## OBJECTIVE
Output all of the entries below precisely as written.

--- begin RECORDS SUPPLIED ---

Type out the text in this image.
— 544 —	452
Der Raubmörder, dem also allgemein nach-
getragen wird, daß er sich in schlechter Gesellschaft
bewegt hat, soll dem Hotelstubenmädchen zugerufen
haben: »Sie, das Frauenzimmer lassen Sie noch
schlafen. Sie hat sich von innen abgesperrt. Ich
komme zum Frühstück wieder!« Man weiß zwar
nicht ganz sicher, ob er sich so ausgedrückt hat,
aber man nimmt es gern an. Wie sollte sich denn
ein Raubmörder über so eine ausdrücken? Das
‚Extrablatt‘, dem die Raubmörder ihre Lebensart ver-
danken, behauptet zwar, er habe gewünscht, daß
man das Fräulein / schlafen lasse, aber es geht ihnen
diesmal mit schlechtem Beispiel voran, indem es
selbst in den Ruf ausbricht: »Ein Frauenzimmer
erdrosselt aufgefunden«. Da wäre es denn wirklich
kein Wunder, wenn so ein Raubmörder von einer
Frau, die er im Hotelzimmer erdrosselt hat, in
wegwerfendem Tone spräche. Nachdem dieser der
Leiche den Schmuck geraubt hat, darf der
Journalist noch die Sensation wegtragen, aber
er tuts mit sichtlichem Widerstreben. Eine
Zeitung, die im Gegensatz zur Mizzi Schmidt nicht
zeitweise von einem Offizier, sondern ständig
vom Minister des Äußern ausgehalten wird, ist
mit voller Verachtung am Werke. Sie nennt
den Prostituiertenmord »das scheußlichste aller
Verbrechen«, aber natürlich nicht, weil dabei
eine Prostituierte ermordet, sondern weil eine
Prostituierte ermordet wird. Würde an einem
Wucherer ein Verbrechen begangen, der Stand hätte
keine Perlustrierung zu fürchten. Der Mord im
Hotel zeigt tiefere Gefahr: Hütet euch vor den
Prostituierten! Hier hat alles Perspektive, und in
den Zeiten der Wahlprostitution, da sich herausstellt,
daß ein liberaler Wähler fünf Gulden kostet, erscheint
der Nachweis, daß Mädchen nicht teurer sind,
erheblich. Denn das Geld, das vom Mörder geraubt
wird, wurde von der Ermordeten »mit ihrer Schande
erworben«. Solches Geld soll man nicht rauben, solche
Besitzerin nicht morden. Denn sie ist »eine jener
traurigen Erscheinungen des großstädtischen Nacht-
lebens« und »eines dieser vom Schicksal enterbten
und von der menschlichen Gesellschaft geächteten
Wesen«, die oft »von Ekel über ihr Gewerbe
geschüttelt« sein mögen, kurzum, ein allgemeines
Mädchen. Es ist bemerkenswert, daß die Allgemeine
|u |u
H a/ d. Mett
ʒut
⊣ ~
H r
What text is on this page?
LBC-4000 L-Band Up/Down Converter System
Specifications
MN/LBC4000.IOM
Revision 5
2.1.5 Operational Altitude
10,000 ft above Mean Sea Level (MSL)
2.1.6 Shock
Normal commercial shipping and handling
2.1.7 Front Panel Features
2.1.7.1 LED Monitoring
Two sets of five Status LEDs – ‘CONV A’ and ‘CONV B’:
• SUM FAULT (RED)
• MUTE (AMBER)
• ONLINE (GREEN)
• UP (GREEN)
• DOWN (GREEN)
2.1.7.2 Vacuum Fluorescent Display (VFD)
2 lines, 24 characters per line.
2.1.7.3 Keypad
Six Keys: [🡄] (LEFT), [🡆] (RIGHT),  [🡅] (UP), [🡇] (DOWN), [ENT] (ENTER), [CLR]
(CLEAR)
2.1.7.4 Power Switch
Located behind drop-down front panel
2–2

--- end RECORDS SUPPLIED ---

## SOLVED EXERCISE
Type out the text in this image.
— 544 —	452
Der Raubmörder, dem also allgemein nach-
getragen wird, daß er sich in schlechter Gesellschaft
bewegt hat, soll dem Hotelstubenmädchen zugerufen
haben: »Sie, das Frauenzimmer lassen Sie noch
schlafen. Sie hat sich von innen abgesperrt. Ich
komme zum Frühstück wieder!« Man weiß zwar
nicht ganz sicher, ob er sich so ausgedrückt hat,
aber man nimmt es gern an. Wie sollte sich denn
ein Raubmörder über so eine ausdrücken? Das
‚Extrablatt‘, dem die Raubmörder ihre Lebensart ver-
danken, behauptet zwar, er habe gewünscht, daß
man das Fräulein / schlafen lasse, aber es geht ihnen
diesmal mit schlechtem Beispiel voran, indem es
selbst in den Ruf ausbricht: »Ein Frauenzimmer
erdrosselt aufgefunden«. Da wäre es denn wirklich
kein Wunder, wenn so ein Raubmörder von einer
Frau, die er im Hotelzimmer erdrosselt hat, in
wegwerfendem Tone spräche. Nachdem dieser der
Leiche den Schmuck geraubt hat, darf der
Journalist noch die Sensation wegtragen, aber
er tuts mit sichtlichem Widerstreben. Eine
Zeitung, die im Gegensatz zur Mizzi Schmidt nicht
zeitweise von einem Offizier, sondern ständig
vom Minister des Äußern ausgehalten wird, ist
mit voller Verachtung am Werke. Sie nennt
den Prostituiertenmord »das scheußlichste aller
Verbrechen«, aber natürlich nicht, weil dabei
eine Prostituierte ermordet, sondern weil eine
Prostituierte ermordet wird. Würde an einem
Wucherer ein Verbrechen begangen, der Stand hätte
keine Perlustrierung zu fürchten. Der Mord im
Hotel zeigt tiefere Gefahr: Hütet euch vor den
Prostituierten! Hier hat alles Perspektive, und in
den Zeiten der Wahlprostitution, da sich herausstellt,
daß ein liberaler Wähler fünf Gulden kostet, erscheint
der Nachweis, daß Mädchen nicht teurer sind,
erheblich. Denn das Geld, das vom Mörder geraubt
wird, wurde von der Ermordeten »mit ihrer Schande
erworben«. Solches Geld soll man nicht rauben, solche
Besitzerin nicht morden. Denn sie ist »eine jener
traurigen Erscheinungen des großstädtischen Nacht-
lebens« und »eines dieser vom Schicksal enterbten
und von der menschlichen Gesellschaft geächteten
Wesen«, die oft »von Ekel über ihr Gewerbe
geschüttelt« sein mögen, kurzum, ein allgemeines
Mädchen. Es ist bemerkenswert, daß die Allgemeine
|u |u
H a/ d. Mett
ʒut
⊣ ~
H r
What text is on this page?
LBC-4000 L-Band Up/Down Converter System
Specifications
MN/LBC4000.IOM
Revision 5
2.1.5 Operational Altitude
10,000 ft above Mean Sea Level (MSL)
2.1.6 Shock
Normal commercial shipping and handling
2.1.7 Front Panel Features
2.1.7.1 LED Monitoring
Two sets of five Status LEDs – ‘CONV A’ and ‘CONV B’:
• SUM FAULT (RED)
• MUTE (AMBER)
• ONLINE (GREEN)
• UP (GREEN)
• DOWN (GREEN)
2.1.7.2 Vacuum Fluorescent Display (VFD)
2 lines, 24 characters per line.
2.1.7.3 Keypad
Six Keys: [🡄] (LEFT), [🡆] (RIGHT),  [🡅] (UP), [🡇] (DOWN), [ENT] (ENTER), [CLR]
(CLEAR)
2.1.7.4 Power Switch
Located behind drop-down front panel
2–2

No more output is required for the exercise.